**EXERCISE AIM:**
Without including the pictures, copy out every line below.
## start RECORDS SHOWN
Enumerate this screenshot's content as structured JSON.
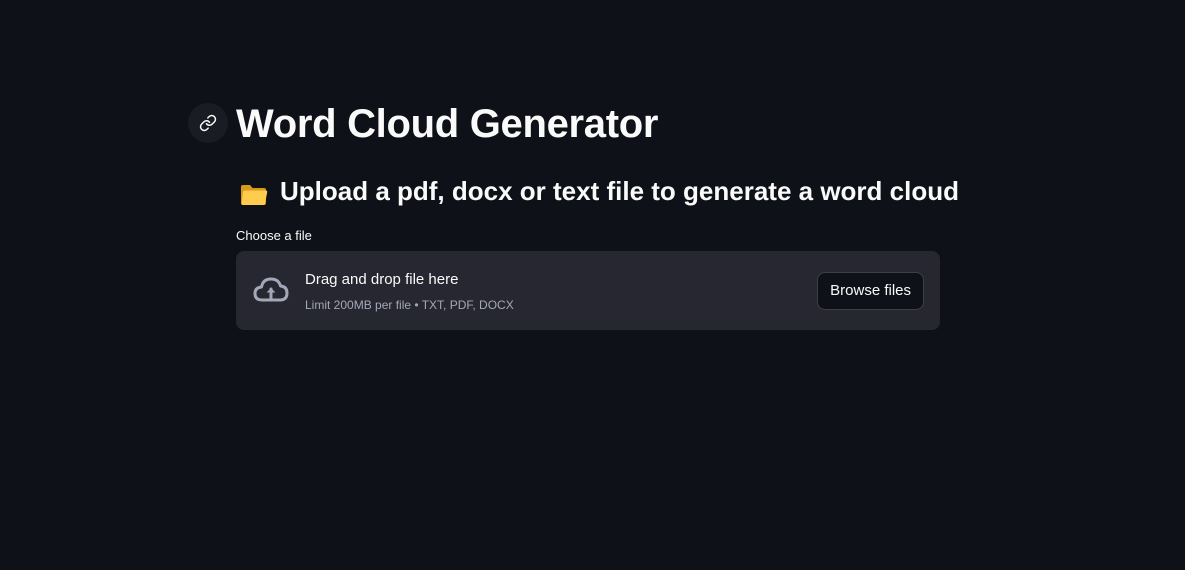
{
  "header": {
    "title": "Word Cloud Generator"
  },
  "subheader": {
    "icon": "folder-icon",
    "text": "Upload a pdf, docx or text file to generate a word cloud"
  },
  "uploader": {
    "label": "Choose a file",
    "drop_text": "Drag and drop file here",
    "limit_text": "Limit 200MB per file • TXT, PDF, DOCX",
    "browse_label": "Browse files",
    "icon": "cloud-upload-icon"
  },
  "colors": {
    "background": "#0e1117",
    "dropzone": "#262730",
    "text": "#fafafa",
    "muted_text": "#a3a8b8"
  }
}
## end RECORDS SHOWN
**ANSWER FOR THIS EXERCISE:**
Enumerate this screenshot's content as structured JSON.
{
  "header": {
    "title": "Word Cloud Generator"
  },
  "subheader": {
    "icon": "folder-icon",
    "text": "Upload a pdf, docx or text file to generate a word cloud"
  },
  "uploader": {
    "label": "Choose a file",
    "drop_text": "Drag and drop file here",
    "limit_text": "Limit 200MB per file • TXT, PDF, DOCX",
    "browse_label": "Browse files",
    "icon": "cloud-upload-icon"
  },
  "colors": {
    "background": "#0e1117",
    "dropzone": "#262730",
    "text": "#fafafa",
    "muted_text": "#a3a8b8"
  }
}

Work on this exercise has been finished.